> **TASK DESCRIPTION**
Extract all lines from the data beneath that include the word "Observed".

> **AVAILABLE RECORDS**
== == ==

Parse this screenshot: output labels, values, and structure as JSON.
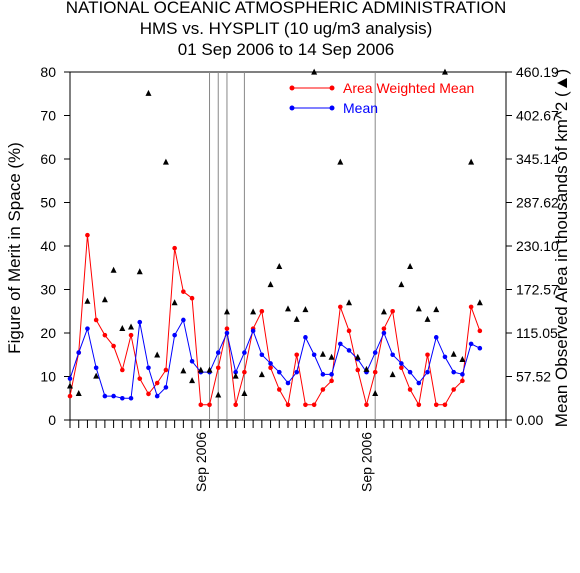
{
  "chart_data": {
    "type": "line",
    "title_lines": [
      "NATIONAL OCEANIC ATMOSPHERIC ADMINISTRATION",
      "HMS vs. HYSPLIT (10 ug/m3 analysis)",
      "01 Sep 2006 to 14 Sep 2006"
    ],
    "ylabel": "Figure of Merit in Space (%)",
    "ylabel_right": "Mean Observed Area in thousands of km^2 (▲)",
    "ylim": [
      0,
      80
    ],
    "y_ticks": [
      "0",
      "10",
      "20",
      "30",
      "40",
      "50",
      "60",
      "70",
      "80"
    ],
    "ylim_right": [
      0.0,
      460.19
    ],
    "y_ticks_right": [
      "0.00",
      "57.52",
      "115.05",
      "172.57",
      "230.10",
      "287.62",
      "345.14",
      "402.67",
      "460.19"
    ],
    "x_tick_labels": [
      {
        "text": "Sep 2006",
        "x": 15
      },
      {
        "text": "Sep 2006",
        "x": 34
      }
    ],
    "x_range": [
      0,
      50
    ],
    "vertical_lines_x": [
      16,
      17,
      18,
      20,
      35
    ],
    "grid": false,
    "legend": {
      "placement": "top-right"
    },
    "series": [
      {
        "name": "Area Weighted Mean",
        "color": "#ff0000",
        "points": [
          [
            0,
            5.5
          ],
          [
            1,
            15.5
          ],
          [
            2,
            42.5
          ],
          [
            3,
            23
          ],
          [
            4,
            19.5
          ],
          [
            5,
            17
          ],
          [
            6,
            11.5
          ],
          [
            7,
            19.5
          ],
          [
            8,
            9.5
          ],
          [
            9,
            6
          ],
          [
            10,
            8.5
          ],
          [
            11,
            11.5
          ],
          [
            12,
            39.5
          ],
          [
            13,
            29.5
          ],
          [
            14,
            28
          ],
          [
            15,
            3.5
          ],
          [
            16,
            3.5
          ],
          [
            17,
            12
          ],
          [
            18,
            21
          ],
          [
            19,
            3.5
          ],
          [
            20,
            11
          ],
          [
            21,
            21
          ],
          [
            22,
            25
          ],
          [
            23,
            12
          ],
          [
            24,
            7
          ],
          [
            25,
            3.5
          ],
          [
            26,
            15
          ],
          [
            27,
            3.5
          ],
          [
            28,
            3.5
          ],
          [
            29,
            7
          ],
          [
            30,
            9
          ],
          [
            31,
            26
          ],
          [
            32,
            20.5
          ],
          [
            33,
            11.5
          ],
          [
            34,
            3.5
          ],
          [
            35,
            11
          ],
          [
            36,
            21
          ],
          [
            37,
            25
          ],
          [
            38,
            12
          ],
          [
            39,
            7
          ],
          [
            40,
            3.5
          ],
          [
            41,
            15
          ],
          [
            42,
            3.5
          ],
          [
            43,
            3.5
          ],
          [
            44,
            7
          ],
          [
            45,
            9
          ],
          [
            46,
            26
          ],
          [
            47,
            20.5
          ]
        ]
      },
      {
        "name": "Mean",
        "color": "#0000ff",
        "points": [
          [
            0,
            9.5
          ],
          [
            1,
            15.5
          ],
          [
            2,
            21
          ],
          [
            3,
            12
          ],
          [
            4,
            5.5
          ],
          [
            5,
            5.5
          ],
          [
            6,
            5
          ],
          [
            7,
            5
          ],
          [
            8,
            22.5
          ],
          [
            9,
            12
          ],
          [
            10,
            5.5
          ],
          [
            11,
            7.5
          ],
          [
            12,
            19.5
          ],
          [
            13,
            23
          ],
          [
            14,
            13.5
          ],
          [
            15,
            11
          ],
          [
            16,
            11
          ],
          [
            17,
            15.5
          ],
          [
            18,
            20
          ],
          [
            19,
            11
          ],
          [
            20,
            15.5
          ],
          [
            21,
            20.5
          ],
          [
            22,
            15
          ],
          [
            23,
            13
          ],
          [
            24,
            11
          ],
          [
            25,
            8.5
          ],
          [
            26,
            11
          ],
          [
            27,
            19
          ],
          [
            28,
            15
          ],
          [
            29,
            10.5
          ],
          [
            30,
            10.5
          ],
          [
            31,
            17.5
          ],
          [
            32,
            16
          ],
          [
            33,
            14
          ],
          [
            34,
            11
          ],
          [
            35,
            15.5
          ],
          [
            36,
            20
          ],
          [
            37,
            15
          ],
          [
            38,
            13
          ],
          [
            39,
            11
          ],
          [
            40,
            8.5
          ],
          [
            41,
            11
          ],
          [
            42,
            19
          ],
          [
            43,
            14.5
          ],
          [
            44,
            11
          ],
          [
            45,
            10.5
          ],
          [
            46,
            17.5
          ],
          [
            47,
            16.5
          ]
        ]
      },
      {
        "name": "Mean Observed Area",
        "color": "#000000",
        "marker": "triangle",
        "points": [
          [
            0,
            45
          ],
          [
            1,
            35
          ],
          [
            2,
            157
          ],
          [
            3,
            58
          ],
          [
            4,
            159
          ],
          [
            5,
            198
          ],
          [
            6,
            121
          ],
          [
            7,
            123
          ],
          [
            8,
            196
          ],
          [
            9,
            432
          ],
          [
            10,
            86
          ],
          [
            11,
            341
          ],
          [
            12,
            155
          ],
          [
            13,
            65
          ],
          [
            14,
            52
          ],
          [
            15,
            66
          ],
          [
            16,
            66
          ],
          [
            17,
            33
          ],
          [
            18,
            143
          ],
          [
            19,
            58
          ],
          [
            20,
            35
          ],
          [
            21,
            143
          ],
          [
            22,
            60
          ],
          [
            23,
            179
          ],
          [
            24,
            203
          ],
          [
            25,
            147
          ],
          [
            26,
            133
          ],
          [
            27,
            146
          ],
          [
            28,
            460
          ],
          [
            29,
            87
          ],
          [
            30,
            83
          ],
          [
            31,
            341
          ],
          [
            32,
            155
          ],
          [
            33,
            83
          ],
          [
            34,
            67
          ],
          [
            35,
            35
          ],
          [
            36,
            143
          ],
          [
            37,
            60
          ],
          [
            38,
            179
          ],
          [
            39,
            203
          ],
          [
            40,
            147
          ],
          [
            41,
            133
          ],
          [
            42,
            146
          ],
          [
            43,
            460
          ],
          [
            44,
            87
          ],
          [
            45,
            80
          ],
          [
            46,
            341
          ],
          [
            47,
            155
          ]
        ]
      }
    ]
  }
}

== == ==

> **THE COMPLETED TASK**
    "ylabel_right": "Mean Observed Area in thousands of km^2 (▲)",
        "name": "Mean Observed Area",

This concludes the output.